● **What you will do**
From the records below, pull each line that has "klimenkoyg".

::: Record excerpts :::

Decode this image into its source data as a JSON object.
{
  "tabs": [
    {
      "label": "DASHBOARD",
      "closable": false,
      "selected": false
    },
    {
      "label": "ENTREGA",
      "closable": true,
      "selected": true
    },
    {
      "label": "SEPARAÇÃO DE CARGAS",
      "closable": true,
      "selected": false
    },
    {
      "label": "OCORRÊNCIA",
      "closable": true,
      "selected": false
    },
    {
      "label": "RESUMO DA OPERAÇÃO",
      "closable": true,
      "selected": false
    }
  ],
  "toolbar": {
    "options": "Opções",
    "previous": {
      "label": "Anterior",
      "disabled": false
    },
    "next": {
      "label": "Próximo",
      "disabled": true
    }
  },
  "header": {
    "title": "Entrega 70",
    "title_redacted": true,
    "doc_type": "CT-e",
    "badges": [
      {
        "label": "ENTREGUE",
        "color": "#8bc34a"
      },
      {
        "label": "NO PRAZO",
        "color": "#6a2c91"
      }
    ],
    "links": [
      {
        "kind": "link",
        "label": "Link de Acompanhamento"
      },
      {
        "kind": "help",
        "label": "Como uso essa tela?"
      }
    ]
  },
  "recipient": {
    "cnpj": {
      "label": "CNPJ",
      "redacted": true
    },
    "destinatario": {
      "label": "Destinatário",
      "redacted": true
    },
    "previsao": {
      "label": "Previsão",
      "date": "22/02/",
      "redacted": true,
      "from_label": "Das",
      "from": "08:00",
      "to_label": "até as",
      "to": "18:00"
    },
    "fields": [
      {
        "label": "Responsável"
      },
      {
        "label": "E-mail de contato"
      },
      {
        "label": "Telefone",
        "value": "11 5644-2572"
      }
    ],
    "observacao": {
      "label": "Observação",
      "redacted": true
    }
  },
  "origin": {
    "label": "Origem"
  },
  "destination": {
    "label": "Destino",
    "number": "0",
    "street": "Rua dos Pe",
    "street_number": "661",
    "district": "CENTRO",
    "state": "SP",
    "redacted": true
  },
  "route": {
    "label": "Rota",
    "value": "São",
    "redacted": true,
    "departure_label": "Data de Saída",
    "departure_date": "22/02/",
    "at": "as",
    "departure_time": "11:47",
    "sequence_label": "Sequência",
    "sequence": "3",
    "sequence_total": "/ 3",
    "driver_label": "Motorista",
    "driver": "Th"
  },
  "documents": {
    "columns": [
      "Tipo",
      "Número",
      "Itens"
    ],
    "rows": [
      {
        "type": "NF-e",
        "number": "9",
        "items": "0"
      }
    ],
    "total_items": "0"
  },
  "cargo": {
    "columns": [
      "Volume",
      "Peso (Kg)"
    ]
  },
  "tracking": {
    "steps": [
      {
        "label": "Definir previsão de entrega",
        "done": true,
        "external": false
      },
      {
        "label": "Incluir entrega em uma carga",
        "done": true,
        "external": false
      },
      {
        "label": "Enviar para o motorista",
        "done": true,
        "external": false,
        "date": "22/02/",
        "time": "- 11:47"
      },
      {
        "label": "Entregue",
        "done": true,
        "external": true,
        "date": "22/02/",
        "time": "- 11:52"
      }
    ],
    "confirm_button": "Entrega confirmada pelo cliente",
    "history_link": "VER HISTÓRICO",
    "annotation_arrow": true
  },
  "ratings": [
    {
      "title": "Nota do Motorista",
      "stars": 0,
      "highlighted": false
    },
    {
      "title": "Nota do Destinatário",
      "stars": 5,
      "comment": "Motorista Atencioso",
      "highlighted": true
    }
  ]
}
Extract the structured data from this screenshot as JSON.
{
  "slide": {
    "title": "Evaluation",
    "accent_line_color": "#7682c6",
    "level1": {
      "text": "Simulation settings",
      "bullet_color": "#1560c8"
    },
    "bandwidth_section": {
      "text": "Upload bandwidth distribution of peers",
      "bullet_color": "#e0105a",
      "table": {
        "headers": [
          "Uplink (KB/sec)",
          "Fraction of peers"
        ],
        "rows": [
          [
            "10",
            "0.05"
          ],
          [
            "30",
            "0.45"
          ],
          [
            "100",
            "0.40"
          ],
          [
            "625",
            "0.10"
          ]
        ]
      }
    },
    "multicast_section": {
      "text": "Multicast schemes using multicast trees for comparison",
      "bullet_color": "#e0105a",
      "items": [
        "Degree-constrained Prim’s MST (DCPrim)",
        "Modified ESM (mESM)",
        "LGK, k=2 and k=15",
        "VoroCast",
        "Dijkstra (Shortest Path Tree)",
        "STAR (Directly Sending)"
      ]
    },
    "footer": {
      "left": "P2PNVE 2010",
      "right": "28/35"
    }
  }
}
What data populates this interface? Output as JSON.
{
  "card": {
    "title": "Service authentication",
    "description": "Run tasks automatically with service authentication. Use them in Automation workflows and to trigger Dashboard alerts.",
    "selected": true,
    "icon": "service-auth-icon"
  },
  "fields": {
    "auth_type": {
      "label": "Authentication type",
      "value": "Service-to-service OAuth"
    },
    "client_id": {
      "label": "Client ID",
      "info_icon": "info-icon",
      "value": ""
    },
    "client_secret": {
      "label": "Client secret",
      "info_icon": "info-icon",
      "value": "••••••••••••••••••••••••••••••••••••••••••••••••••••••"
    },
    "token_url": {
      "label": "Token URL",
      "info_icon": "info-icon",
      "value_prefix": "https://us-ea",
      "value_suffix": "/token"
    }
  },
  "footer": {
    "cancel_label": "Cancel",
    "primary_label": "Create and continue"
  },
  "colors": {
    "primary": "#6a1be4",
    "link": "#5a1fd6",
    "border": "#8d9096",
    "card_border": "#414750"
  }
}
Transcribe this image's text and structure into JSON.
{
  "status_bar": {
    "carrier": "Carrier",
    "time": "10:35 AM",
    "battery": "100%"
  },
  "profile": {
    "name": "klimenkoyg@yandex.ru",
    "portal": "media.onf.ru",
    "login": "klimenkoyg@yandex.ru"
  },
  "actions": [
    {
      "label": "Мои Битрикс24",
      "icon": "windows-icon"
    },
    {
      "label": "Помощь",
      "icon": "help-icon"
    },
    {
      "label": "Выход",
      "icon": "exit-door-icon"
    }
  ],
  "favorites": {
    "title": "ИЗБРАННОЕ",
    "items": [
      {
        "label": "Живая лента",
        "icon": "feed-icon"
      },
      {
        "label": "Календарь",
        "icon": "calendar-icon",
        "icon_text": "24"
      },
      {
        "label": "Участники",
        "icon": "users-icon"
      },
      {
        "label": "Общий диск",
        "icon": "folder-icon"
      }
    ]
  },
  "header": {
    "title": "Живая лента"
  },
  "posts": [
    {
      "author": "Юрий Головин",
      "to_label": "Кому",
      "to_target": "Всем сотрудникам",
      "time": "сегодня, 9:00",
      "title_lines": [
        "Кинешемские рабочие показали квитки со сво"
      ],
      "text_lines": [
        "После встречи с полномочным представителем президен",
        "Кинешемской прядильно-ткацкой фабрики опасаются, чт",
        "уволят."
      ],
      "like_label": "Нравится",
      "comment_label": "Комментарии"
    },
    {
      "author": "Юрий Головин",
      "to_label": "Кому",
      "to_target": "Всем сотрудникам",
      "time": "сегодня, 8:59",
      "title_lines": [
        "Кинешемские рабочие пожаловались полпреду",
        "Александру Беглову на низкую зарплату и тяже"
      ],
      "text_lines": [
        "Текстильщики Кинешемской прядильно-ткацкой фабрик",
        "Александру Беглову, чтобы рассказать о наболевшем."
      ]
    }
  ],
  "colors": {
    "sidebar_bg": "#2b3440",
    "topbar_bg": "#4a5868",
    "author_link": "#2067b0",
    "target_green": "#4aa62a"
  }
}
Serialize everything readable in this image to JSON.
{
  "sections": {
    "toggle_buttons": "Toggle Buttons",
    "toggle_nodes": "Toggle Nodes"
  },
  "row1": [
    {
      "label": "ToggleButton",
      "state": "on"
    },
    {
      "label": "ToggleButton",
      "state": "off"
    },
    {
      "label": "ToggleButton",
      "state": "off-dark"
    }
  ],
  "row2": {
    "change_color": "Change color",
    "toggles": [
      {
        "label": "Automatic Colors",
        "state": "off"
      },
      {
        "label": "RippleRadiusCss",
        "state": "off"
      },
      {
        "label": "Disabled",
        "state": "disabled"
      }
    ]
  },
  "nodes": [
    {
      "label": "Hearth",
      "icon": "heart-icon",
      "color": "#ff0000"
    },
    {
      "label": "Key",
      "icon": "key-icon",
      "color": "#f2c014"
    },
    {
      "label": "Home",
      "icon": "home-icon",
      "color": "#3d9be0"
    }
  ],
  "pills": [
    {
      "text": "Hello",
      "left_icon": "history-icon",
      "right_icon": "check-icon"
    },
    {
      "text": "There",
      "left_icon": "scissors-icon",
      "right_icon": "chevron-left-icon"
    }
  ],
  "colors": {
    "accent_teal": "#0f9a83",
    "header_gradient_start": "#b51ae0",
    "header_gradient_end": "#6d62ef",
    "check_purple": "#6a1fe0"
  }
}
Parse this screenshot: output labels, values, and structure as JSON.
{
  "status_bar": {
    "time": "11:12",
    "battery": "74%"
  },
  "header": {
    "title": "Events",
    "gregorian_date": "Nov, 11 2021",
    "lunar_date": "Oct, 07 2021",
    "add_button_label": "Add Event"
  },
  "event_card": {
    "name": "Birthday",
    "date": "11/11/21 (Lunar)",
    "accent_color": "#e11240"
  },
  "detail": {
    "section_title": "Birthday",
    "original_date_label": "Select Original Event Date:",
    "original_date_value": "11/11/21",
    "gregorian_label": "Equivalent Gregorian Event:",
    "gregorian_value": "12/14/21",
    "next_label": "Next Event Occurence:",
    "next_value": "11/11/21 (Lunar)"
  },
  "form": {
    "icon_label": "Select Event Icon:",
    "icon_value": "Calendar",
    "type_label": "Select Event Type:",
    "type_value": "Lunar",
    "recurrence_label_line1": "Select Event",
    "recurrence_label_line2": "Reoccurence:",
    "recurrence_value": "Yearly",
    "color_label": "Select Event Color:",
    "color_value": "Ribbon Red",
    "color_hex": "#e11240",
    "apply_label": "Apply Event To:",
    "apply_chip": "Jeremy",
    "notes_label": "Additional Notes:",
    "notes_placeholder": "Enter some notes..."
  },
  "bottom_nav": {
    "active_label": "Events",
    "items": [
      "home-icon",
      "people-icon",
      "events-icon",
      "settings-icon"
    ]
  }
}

:::

● **The output**
    "name": "klimenkoyg@yandex.ru",
    "login": "klimenkoyg@yandex.ru"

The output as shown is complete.